TASK DETAILS: Find every line with the string "name" in it, count them, and reply with that count only.
####
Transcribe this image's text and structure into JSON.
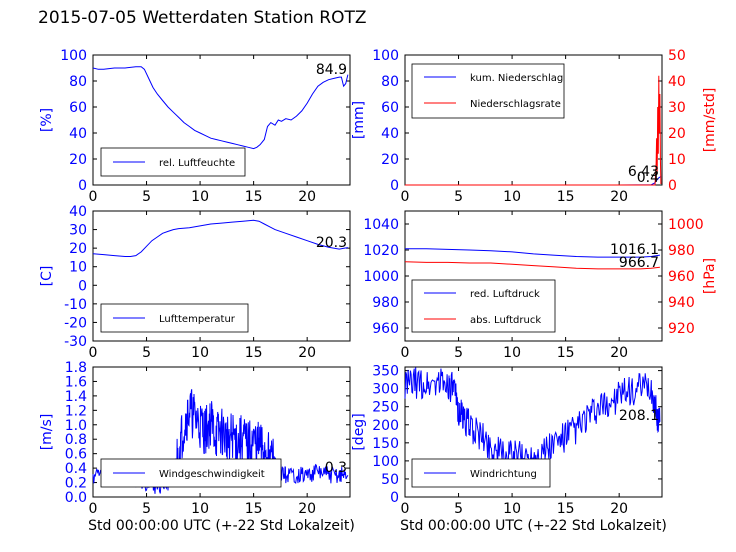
{
  "figure": {
    "title": "2015-07-05 Wetterdaten Station ROTZ"
  },
  "colors": {
    "primary": "#0000ff",
    "secondary": "#ff0000",
    "grid": "#000000"
  },
  "chart_data": [
    {
      "id": "humidity",
      "type": "line",
      "ylabel": "[%]",
      "xlim": [
        0,
        24
      ],
      "ylim": [
        0,
        100
      ],
      "yticks": [
        0,
        20,
        40,
        60,
        80,
        100
      ],
      "xticks": [
        0,
        5,
        10,
        15,
        20
      ],
      "current_value": "84.9",
      "legend": "lower-left",
      "series": [
        {
          "name": "rel. Luftfeuchte",
          "color": "#0000ff",
          "x": [
            0,
            0.5,
            1,
            2,
            3,
            4,
            4.5,
            4.8,
            5.2,
            5.6,
            6,
            6.5,
            7,
            7.5,
            8,
            8.5,
            9,
            9.5,
            10,
            10.5,
            11,
            11.5,
            12,
            12.5,
            13,
            13.5,
            14,
            14.5,
            15,
            15.3,
            15.6,
            16,
            16.3,
            16.6,
            17,
            17.3,
            17.6,
            18,
            18.5,
            19,
            19.5,
            20,
            20.5,
            21,
            21.5,
            22,
            22.5,
            23,
            23.2,
            23.4,
            23.6,
            23.8
          ],
          "y": [
            90,
            89,
            89,
            90,
            90,
            91,
            91,
            89,
            82,
            75,
            70,
            65,
            60,
            56,
            52,
            48,
            45,
            42,
            40,
            38,
            36,
            35,
            34,
            33,
            32,
            31,
            30,
            29,
            28,
            29,
            31,
            35,
            45,
            48,
            46,
            50,
            49,
            51,
            50,
            53,
            57,
            63,
            70,
            76,
            79,
            81,
            82,
            83,
            83,
            76,
            78,
            84.9
          ]
        }
      ]
    },
    {
      "id": "precipitation",
      "type": "line",
      "ylabel": "[mm]",
      "ylabel_right": "[mm/std]",
      "xlim": [
        0,
        24
      ],
      "ylim": [
        0,
        100
      ],
      "ylim_right": [
        0,
        50
      ],
      "yticks": [
        0,
        20,
        40,
        60,
        80,
        100
      ],
      "yticks_right": [
        0,
        10,
        20,
        30,
        40,
        50
      ],
      "xticks": [
        0,
        5,
        10,
        15,
        20
      ],
      "current_value": "6.43",
      "current_value_2": "0.4",
      "legend": "top-left",
      "series": [
        {
          "name": "kum. Niederschlag",
          "axis": "left",
          "color": "#0000ff",
          "x": [
            0,
            5,
            10,
            15,
            20,
            23,
            23.3,
            23.5,
            23.7,
            23.9
          ],
          "y": [
            0,
            0,
            0,
            0,
            0,
            0.2,
            1.5,
            3.5,
            5.5,
            6.43
          ]
        },
        {
          "name": "Niederschlagsrate",
          "axis": "right",
          "color": "#ff0000",
          "x": [
            0,
            5,
            10,
            15,
            20,
            23,
            23.35,
            23.45,
            23.5,
            23.55,
            23.6,
            23.65,
            23.7,
            23.75,
            23.8,
            23.85,
            23.9
          ],
          "y": [
            0,
            0,
            0,
            0,
            0,
            0,
            0,
            8,
            18,
            5,
            30,
            12,
            42,
            20,
            35,
            10,
            0.4
          ]
        }
      ]
    },
    {
      "id": "temperature",
      "type": "line",
      "ylabel": "[C]",
      "xlim": [
        0,
        24
      ],
      "ylim": [
        -30,
        40
      ],
      "yticks": [
        -30,
        -20,
        -10,
        0,
        10,
        20,
        30,
        40
      ],
      "xticks": [
        0,
        5,
        10,
        15,
        20
      ],
      "current_value": "20.3",
      "legend": "lower-left",
      "series": [
        {
          "name": "Lufttemperatur",
          "color": "#0000ff",
          "x": [
            0,
            1,
            2,
            3,
            3.5,
            4,
            4.5,
            5,
            5.5,
            6,
            6.5,
            7,
            7.5,
            8,
            9,
            10,
            11,
            12,
            13,
            14,
            15,
            15.5,
            16,
            16.5,
            17,
            18,
            19,
            20,
            21,
            22,
            23,
            23.5,
            23.8
          ],
          "y": [
            17,
            16.5,
            16,
            15.5,
            15.5,
            16,
            18,
            21,
            24,
            26,
            28,
            29,
            30,
            30.5,
            31,
            32,
            33,
            33.5,
            34,
            34.5,
            35,
            34.5,
            33,
            31.5,
            30,
            28,
            26,
            24,
            22,
            20.5,
            19.5,
            20,
            20.3
          ]
        }
      ]
    },
    {
      "id": "pressure",
      "type": "line",
      "ylabel_right": "[hPa]",
      "xlim": [
        0,
        24
      ],
      "ylim": [
        950,
        1050
      ],
      "ylim_right": [
        910,
        1010
      ],
      "yticks": [
        960,
        980,
        1000,
        1020,
        1040
      ],
      "yticks_right": [
        920,
        940,
        960,
        980,
        1000
      ],
      "xticks": [
        0,
        5,
        10,
        15,
        20
      ],
      "current_value": "1016.1",
      "current_value_2": "966.7",
      "legend": "lower-left",
      "series": [
        {
          "name": "red. Luftdruck",
          "color": "#0000ff",
          "x": [
            0,
            2,
            4,
            6,
            8,
            10,
            12,
            14,
            16,
            18,
            20,
            22,
            23,
            23.8
          ],
          "y": [
            1021,
            1021,
            1020.5,
            1020,
            1019.5,
            1018.5,
            1017,
            1016,
            1015,
            1014.5,
            1014.5,
            1014.5,
            1015,
            1016.1
          ]
        },
        {
          "name": "abs. Luftdruck",
          "color": "#ff0000",
          "x": [
            0,
            2,
            4,
            6,
            8,
            10,
            12,
            14,
            16,
            18,
            20,
            22,
            23,
            23.8
          ],
          "y": [
            1011,
            1010.5,
            1010.5,
            1010,
            1010,
            1009,
            1008,
            1007,
            1006,
            1005.5,
            1005.5,
            1005.5,
            1006,
            1006.7
          ]
        }
      ]
    },
    {
      "id": "windspeed",
      "type": "line",
      "ylabel": "[m/s]",
      "xlabel": "Std 00:00:00 UTC (+-22 Std Lokalzeit)",
      "xlim": [
        0,
        24
      ],
      "ylim": [
        0,
        1.8
      ],
      "yticks": [
        0.0,
        0.2,
        0.4,
        0.6,
        0.8,
        1.0,
        1.2,
        1.4,
        1.6,
        1.8
      ],
      "ytick_labels": [
        "0.0",
        "0.2",
        "0.4",
        "0.6",
        "0.8",
        "1.0",
        "1.2",
        "1.4",
        "1.6",
        "1.8"
      ],
      "xticks": [
        0,
        5,
        10,
        15,
        20
      ],
      "current_value": "0.3",
      "legend": "lower-left",
      "series": [
        {
          "name": "Windgeschwindigkeit",
          "color": "#0000ff",
          "x": [
            0,
            1,
            2,
            3,
            4,
            5,
            6,
            7,
            7.5,
            8,
            8.5,
            9,
            9.5,
            10,
            10.5,
            11,
            11.5,
            12,
            12.5,
            13,
            13.5,
            14,
            14.5,
            15,
            15.5,
            16,
            16.5,
            17,
            17.5,
            18,
            19,
            20,
            21,
            22,
            23,
            23.8
          ],
          "y": [
            0.3,
            0.35,
            0.3,
            0.3,
            0.25,
            0.2,
            0.15,
            0.2,
            0.35,
            0.6,
            1.0,
            1.2,
            1.1,
            1.0,
            0.9,
            1.05,
            0.85,
            0.9,
            0.8,
            0.85,
            0.75,
            0.8,
            0.7,
            0.75,
            0.7,
            0.65,
            0.6,
            0.45,
            0.35,
            0.3,
            0.3,
            0.3,
            0.35,
            0.3,
            0.3,
            0.3
          ]
        }
      ]
    },
    {
      "id": "winddirection",
      "type": "line",
      "ylabel": "[deg]",
      "xlabel": "Std 00:00:00 UTC (+-22 Std Lokalzeit)",
      "xlim": [
        0,
        24
      ],
      "ylim": [
        0,
        360
      ],
      "yticks": [
        0,
        50,
        100,
        150,
        200,
        250,
        300,
        350
      ],
      "xticks": [
        0,
        5,
        10,
        15,
        20
      ],
      "current_value": "208.1",
      "legend": "lower-left",
      "series": [
        {
          "name": "Windrichtung",
          "color": "#0000ff",
          "x": [
            0,
            1,
            2,
            3,
            4,
            4.5,
            5,
            5.5,
            6,
            7,
            8,
            9,
            10,
            11,
            12,
            13,
            14,
            15,
            16,
            17,
            18,
            19,
            20,
            21,
            22,
            23,
            23.5,
            23.8
          ],
          "y": [
            310,
            315,
            310,
            320,
            315,
            300,
            240,
            220,
            200,
            170,
            140,
            120,
            115,
            110,
            120,
            130,
            150,
            170,
            190,
            220,
            240,
            260,
            280,
            290,
            300,
            300,
            230,
            208.1
          ]
        }
      ]
    }
  ]
}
####
FINISHED TASK: 8